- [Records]

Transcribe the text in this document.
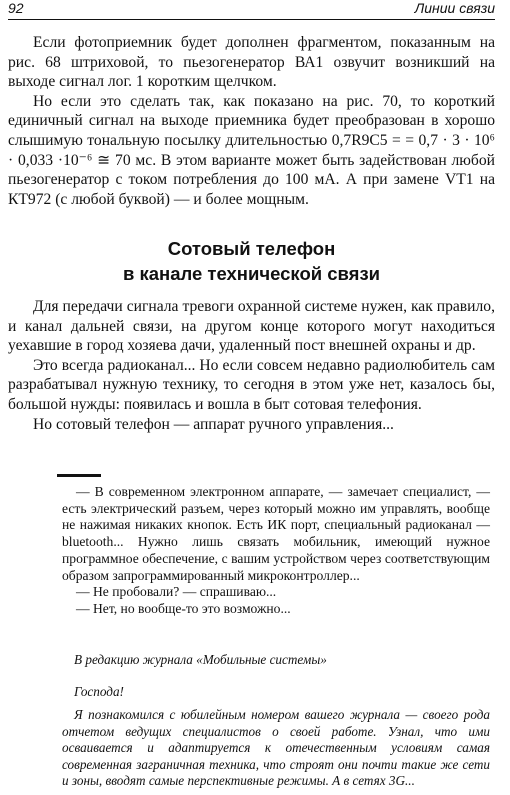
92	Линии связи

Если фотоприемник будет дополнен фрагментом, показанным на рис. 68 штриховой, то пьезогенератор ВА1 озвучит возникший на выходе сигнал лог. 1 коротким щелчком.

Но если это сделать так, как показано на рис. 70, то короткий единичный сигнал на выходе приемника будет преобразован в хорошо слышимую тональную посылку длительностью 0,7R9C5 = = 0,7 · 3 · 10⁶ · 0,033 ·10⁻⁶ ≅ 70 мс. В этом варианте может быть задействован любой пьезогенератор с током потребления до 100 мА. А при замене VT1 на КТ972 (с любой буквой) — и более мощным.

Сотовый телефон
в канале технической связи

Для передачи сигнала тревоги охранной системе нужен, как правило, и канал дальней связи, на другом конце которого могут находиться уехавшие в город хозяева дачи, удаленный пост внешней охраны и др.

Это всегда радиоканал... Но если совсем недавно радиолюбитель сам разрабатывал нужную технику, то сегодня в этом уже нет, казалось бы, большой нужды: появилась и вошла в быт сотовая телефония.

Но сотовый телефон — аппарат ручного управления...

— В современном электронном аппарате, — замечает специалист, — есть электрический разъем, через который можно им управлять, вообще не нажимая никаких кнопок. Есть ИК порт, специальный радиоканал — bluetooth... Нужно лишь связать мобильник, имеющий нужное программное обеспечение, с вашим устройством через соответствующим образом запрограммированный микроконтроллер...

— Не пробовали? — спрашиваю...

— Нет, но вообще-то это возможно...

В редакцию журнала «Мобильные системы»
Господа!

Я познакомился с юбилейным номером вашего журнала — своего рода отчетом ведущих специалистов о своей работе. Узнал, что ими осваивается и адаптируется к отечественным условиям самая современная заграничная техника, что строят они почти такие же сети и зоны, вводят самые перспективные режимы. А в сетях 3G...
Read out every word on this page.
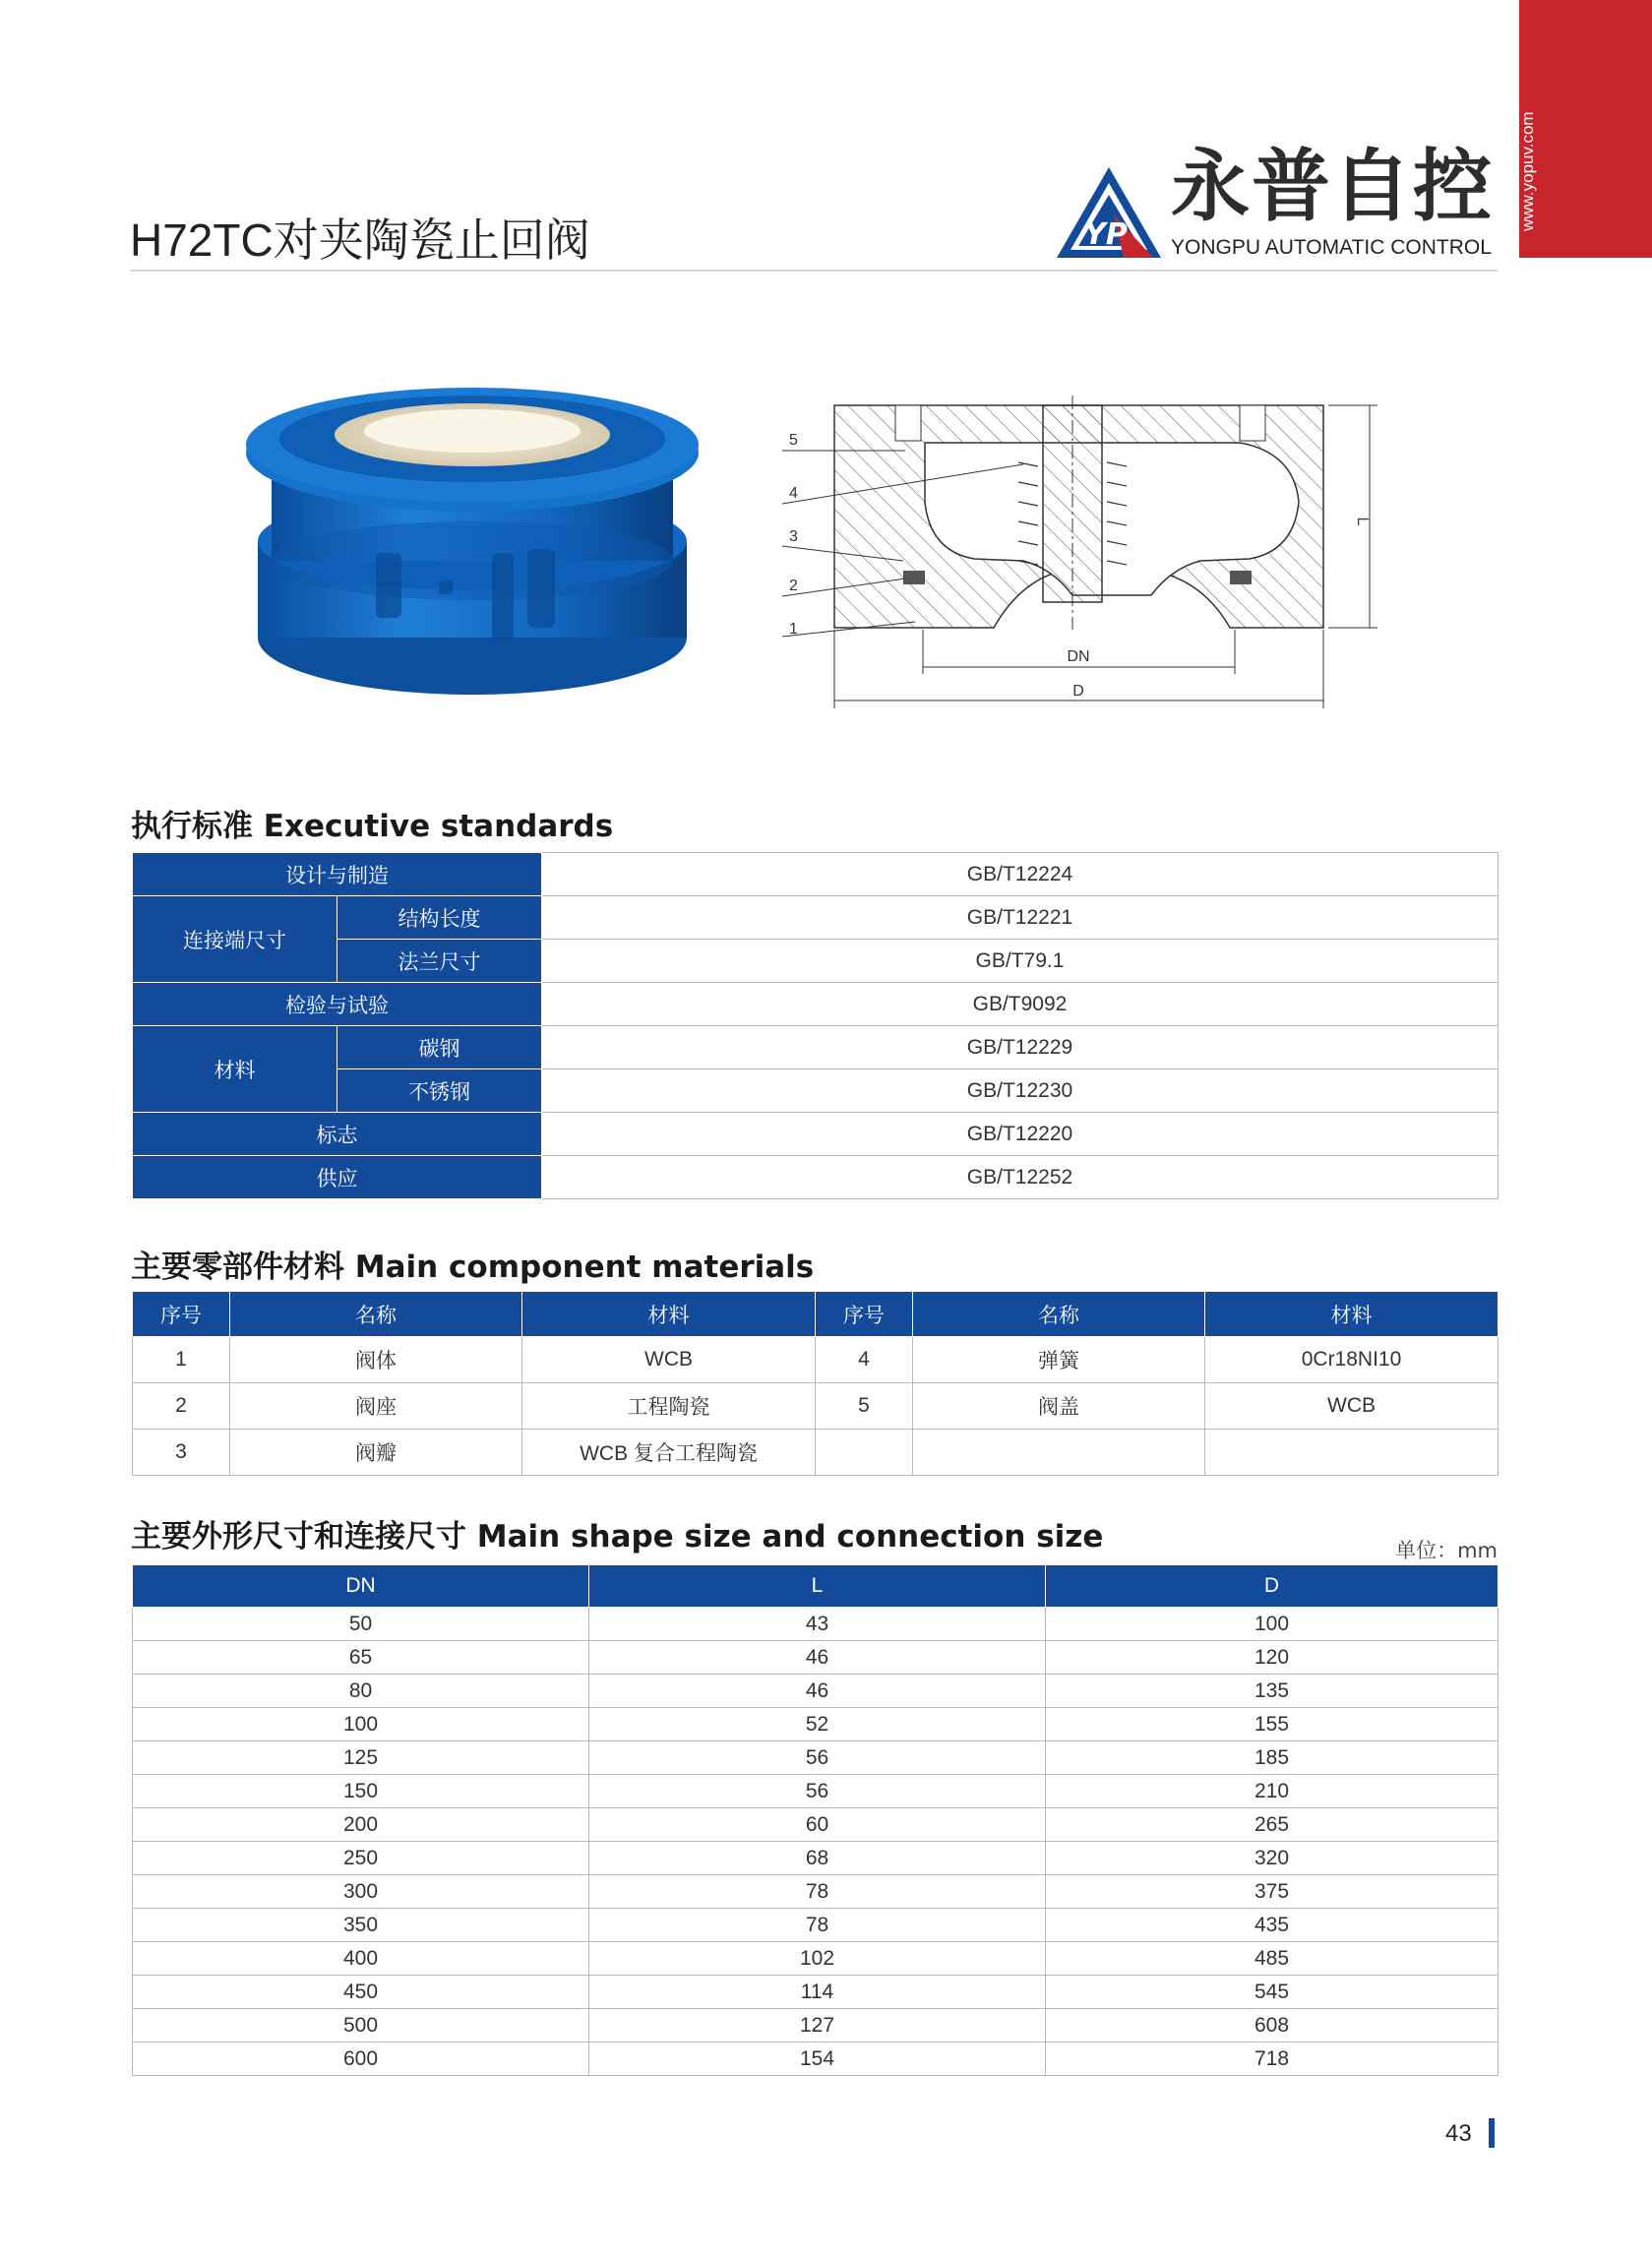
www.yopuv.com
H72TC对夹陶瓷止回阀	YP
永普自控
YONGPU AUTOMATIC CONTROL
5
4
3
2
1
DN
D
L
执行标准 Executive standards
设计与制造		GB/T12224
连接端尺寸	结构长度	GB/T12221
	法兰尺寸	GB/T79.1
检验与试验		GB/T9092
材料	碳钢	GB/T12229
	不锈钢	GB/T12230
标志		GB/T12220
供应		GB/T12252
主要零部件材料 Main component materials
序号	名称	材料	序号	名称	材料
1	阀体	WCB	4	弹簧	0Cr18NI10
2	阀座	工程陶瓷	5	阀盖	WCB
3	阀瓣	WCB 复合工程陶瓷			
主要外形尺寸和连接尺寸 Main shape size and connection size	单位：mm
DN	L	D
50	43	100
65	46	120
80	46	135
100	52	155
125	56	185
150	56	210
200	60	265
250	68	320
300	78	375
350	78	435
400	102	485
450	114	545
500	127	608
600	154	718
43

==

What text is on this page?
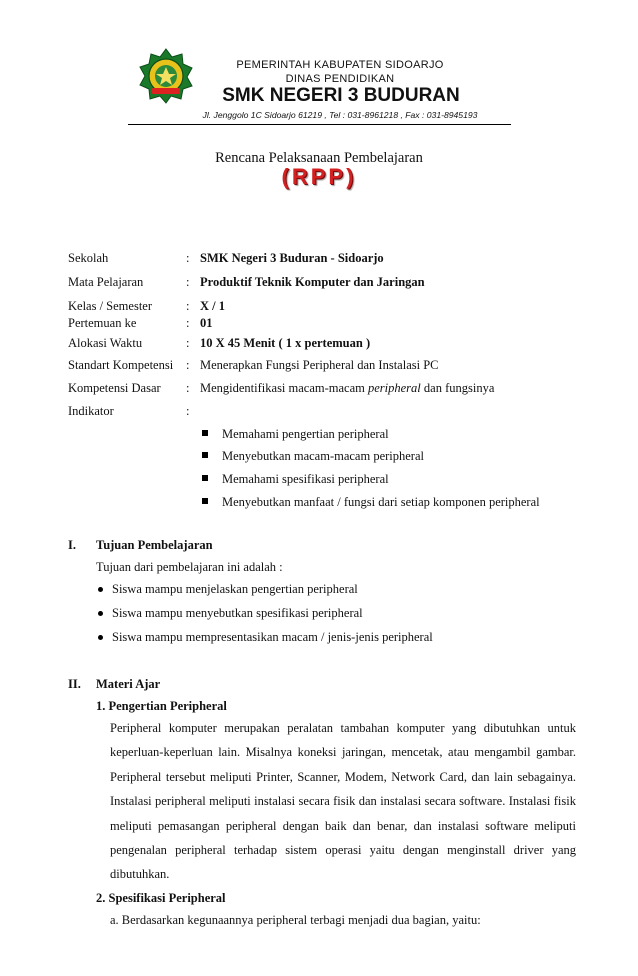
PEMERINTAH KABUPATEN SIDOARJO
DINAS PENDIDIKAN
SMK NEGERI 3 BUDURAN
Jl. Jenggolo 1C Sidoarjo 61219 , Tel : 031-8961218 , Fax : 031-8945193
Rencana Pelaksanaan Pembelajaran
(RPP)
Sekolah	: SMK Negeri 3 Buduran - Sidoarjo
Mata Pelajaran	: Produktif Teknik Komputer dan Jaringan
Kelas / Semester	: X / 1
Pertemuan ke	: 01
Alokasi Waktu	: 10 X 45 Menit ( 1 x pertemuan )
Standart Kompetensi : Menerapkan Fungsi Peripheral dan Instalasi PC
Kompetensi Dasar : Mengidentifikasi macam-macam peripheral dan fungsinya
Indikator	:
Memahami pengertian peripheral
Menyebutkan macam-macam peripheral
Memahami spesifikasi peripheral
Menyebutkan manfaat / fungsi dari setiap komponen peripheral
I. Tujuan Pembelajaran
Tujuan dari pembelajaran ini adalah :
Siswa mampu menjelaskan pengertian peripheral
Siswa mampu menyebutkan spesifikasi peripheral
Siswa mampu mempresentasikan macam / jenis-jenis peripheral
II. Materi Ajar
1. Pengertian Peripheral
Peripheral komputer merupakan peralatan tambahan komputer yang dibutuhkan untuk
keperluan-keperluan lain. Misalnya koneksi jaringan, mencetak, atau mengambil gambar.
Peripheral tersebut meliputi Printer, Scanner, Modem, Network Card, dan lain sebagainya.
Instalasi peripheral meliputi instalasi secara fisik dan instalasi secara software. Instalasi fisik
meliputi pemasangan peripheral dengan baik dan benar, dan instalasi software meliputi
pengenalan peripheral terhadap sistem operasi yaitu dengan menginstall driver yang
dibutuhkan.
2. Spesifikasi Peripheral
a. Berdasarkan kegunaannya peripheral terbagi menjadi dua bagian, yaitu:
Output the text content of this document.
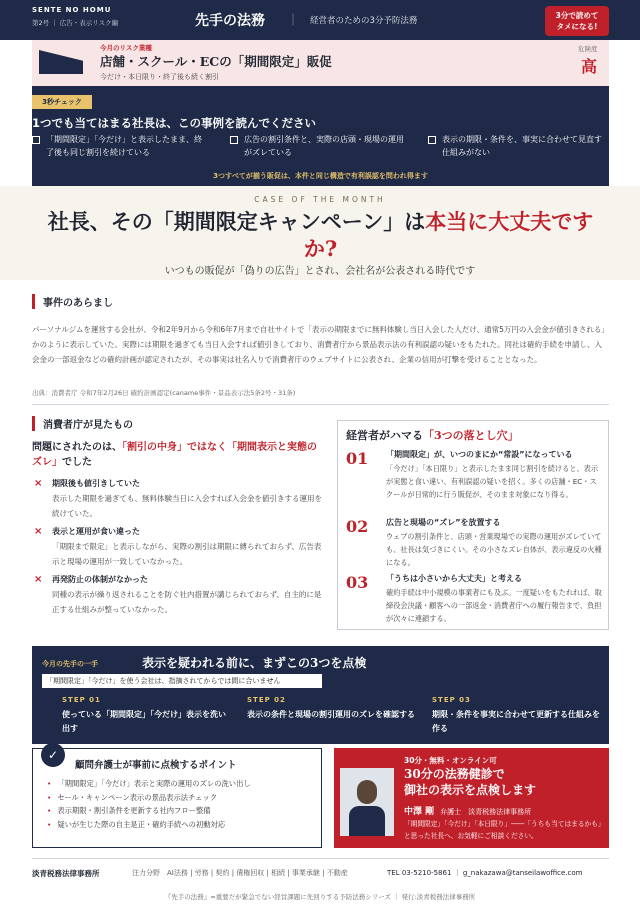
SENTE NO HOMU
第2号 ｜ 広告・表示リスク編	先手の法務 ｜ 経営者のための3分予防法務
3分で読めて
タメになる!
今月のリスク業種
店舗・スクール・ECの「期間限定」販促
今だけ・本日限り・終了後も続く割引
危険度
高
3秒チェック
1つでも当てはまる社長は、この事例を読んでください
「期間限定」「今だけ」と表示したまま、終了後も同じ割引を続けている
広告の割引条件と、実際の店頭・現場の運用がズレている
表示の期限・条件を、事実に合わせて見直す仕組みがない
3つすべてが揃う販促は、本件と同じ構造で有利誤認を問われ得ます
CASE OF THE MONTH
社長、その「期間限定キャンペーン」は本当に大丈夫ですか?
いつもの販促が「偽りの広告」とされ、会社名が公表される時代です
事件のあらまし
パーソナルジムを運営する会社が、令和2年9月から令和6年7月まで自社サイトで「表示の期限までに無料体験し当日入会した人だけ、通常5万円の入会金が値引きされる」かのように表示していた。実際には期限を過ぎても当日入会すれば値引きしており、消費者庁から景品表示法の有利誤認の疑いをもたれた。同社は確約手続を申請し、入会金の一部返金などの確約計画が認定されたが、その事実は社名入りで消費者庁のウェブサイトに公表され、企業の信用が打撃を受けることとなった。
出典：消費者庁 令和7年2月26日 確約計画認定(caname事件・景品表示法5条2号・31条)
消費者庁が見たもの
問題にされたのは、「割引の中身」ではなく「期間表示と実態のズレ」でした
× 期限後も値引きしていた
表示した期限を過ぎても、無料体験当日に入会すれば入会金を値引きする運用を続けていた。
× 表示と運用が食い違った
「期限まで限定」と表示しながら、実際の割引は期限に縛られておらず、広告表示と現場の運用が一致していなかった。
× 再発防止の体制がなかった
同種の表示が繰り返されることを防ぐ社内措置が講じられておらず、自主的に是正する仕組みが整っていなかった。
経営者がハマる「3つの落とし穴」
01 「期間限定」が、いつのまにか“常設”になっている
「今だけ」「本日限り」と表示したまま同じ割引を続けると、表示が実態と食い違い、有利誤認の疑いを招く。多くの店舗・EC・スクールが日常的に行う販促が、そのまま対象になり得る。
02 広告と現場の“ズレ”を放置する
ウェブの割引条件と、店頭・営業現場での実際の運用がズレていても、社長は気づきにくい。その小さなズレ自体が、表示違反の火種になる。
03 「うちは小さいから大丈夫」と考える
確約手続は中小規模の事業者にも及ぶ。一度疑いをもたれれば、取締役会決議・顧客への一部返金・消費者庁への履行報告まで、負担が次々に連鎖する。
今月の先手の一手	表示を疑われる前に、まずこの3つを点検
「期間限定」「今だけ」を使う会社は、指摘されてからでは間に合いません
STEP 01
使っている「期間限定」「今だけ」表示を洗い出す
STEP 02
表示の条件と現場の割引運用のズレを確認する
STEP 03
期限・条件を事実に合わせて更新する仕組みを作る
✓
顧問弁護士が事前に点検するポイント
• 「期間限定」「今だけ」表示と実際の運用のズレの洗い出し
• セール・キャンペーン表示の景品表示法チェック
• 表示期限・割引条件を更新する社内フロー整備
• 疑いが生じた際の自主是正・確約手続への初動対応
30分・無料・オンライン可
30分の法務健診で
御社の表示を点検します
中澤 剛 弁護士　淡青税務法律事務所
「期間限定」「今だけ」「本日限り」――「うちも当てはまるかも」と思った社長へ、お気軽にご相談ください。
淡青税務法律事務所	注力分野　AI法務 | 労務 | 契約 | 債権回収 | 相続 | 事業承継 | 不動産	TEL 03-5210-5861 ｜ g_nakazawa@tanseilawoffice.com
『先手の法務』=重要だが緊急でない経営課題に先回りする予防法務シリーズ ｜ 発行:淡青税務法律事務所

- [WRITTEN EXERCISE] Copy out every line of the listing that includes the string "Siswa".

- [EXPECTED ANSWER]
Siswa mampu menjelaskan pengertian peripheral
Siswa mampu menyebutkan spesifikasi peripheral
Siswa mampu mempresentasikan macam / jenis-jenis peripheral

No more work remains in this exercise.